Images excluded, repeat each entry below exactly.

[Figure contents as structured data]
********************

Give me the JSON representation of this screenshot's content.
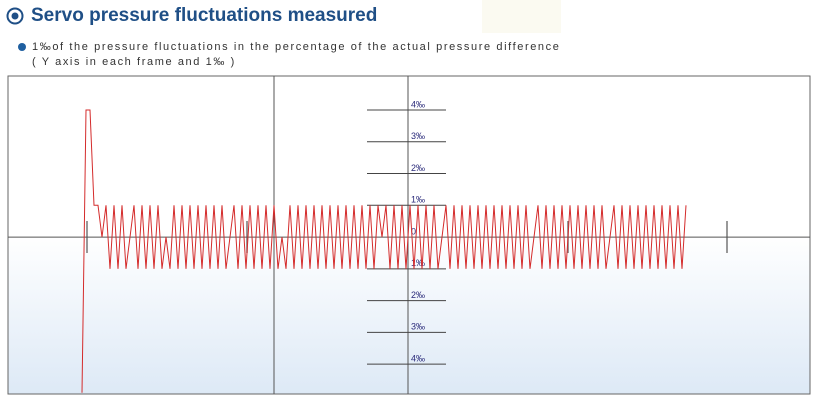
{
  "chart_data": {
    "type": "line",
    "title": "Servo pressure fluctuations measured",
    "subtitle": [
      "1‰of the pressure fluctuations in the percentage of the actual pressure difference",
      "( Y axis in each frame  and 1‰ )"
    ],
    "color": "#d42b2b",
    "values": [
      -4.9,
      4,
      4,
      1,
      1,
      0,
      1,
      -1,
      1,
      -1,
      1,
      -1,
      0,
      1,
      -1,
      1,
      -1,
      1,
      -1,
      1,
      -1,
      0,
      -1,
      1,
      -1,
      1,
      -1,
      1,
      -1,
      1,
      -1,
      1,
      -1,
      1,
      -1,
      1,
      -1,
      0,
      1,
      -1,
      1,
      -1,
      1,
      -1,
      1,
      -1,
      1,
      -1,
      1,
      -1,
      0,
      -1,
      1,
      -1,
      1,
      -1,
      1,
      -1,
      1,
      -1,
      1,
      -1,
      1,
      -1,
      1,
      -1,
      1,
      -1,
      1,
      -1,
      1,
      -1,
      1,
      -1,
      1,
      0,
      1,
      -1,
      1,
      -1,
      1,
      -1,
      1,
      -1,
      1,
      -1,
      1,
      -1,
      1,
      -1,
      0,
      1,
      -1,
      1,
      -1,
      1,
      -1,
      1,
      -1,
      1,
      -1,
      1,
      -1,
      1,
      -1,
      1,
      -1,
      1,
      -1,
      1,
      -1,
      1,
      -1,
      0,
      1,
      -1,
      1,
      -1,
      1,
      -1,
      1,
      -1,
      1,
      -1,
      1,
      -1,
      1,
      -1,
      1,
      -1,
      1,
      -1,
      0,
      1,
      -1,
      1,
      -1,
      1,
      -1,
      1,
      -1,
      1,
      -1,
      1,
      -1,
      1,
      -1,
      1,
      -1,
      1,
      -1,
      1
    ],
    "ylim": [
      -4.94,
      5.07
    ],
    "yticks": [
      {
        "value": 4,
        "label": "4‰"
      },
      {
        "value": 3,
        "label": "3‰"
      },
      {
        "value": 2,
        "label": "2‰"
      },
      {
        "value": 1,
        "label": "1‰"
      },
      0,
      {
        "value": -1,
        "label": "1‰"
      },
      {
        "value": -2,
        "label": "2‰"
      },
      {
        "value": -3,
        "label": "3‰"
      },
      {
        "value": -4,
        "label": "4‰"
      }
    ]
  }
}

********************

**EXERCISE SOLUTION**
Give me the JSON representation of this screenshot's content.
{
  "chart_data": {
    "type": "line",
    "title": "Servo pressure fluctuations measured",
    "subtitle": [
      "1‰of the pressure fluctuations in the percentage of the actual pressure difference",
      "( Y axis in each frame  and 1‰ )"
    ],
    "color": "#d42b2b",
    "values": [
      -4.9,
      4,
      4,
      1,
      1,
      0,
      1,
      -1,
      1,
      -1,
      1,
      -1,
      0,
      1,
      -1,
      1,
      -1,
      1,
      -1,
      1,
      -1,
      0,
      -1,
      1,
      -1,
      1,
      -1,
      1,
      -1,
      1,
      -1,
      1,
      -1,
      1,
      -1,
      1,
      -1,
      0,
      1,
      -1,
      1,
      -1,
      1,
      -1,
      1,
      -1,
      1,
      -1,
      1,
      -1,
      0,
      -1,
      1,
      -1,
      1,
      -1,
      1,
      -1,
      1,
      -1,
      1,
      -1,
      1,
      -1,
      1,
      -1,
      1,
      -1,
      1,
      -1,
      1,
      -1,
      1,
      -1,
      1,
      0,
      1,
      -1,
      1,
      -1,
      1,
      -1,
      1,
      -1,
      1,
      -1,
      1,
      -1,
      1,
      -1,
      0,
      1,
      -1,
      1,
      -1,
      1,
      -1,
      1,
      -1,
      1,
      -1,
      1,
      -1,
      1,
      -1,
      1,
      -1,
      1,
      -1,
      1,
      -1,
      1,
      -1,
      0,
      1,
      -1,
      1,
      -1,
      1,
      -1,
      1,
      -1,
      1,
      -1,
      1,
      -1,
      1,
      -1,
      1,
      -1,
      1,
      -1,
      0,
      1,
      -1,
      1,
      -1,
      1,
      -1,
      1,
      -1,
      1,
      -1,
      1,
      -1,
      1,
      -1,
      1,
      -1,
      1,
      -1,
      1
    ],
    "ylim": [
      -4.94,
      5.07
    ],
    "yticks": [
      {
        "value": 4,
        "label": "4‰"
      },
      {
        "value": 3,
        "label": "3‰"
      },
      {
        "value": 2,
        "label": "2‰"
      },
      {
        "value": 1,
        "label": "1‰"
      },
      0,
      {
        "value": -1,
        "label": "1‰"
      },
      {
        "value": -2,
        "label": "2‰"
      },
      {
        "value": -3,
        "label": "3‰"
      },
      {
        "value": -4,
        "label": "4‰"
      }
    ]
  }
}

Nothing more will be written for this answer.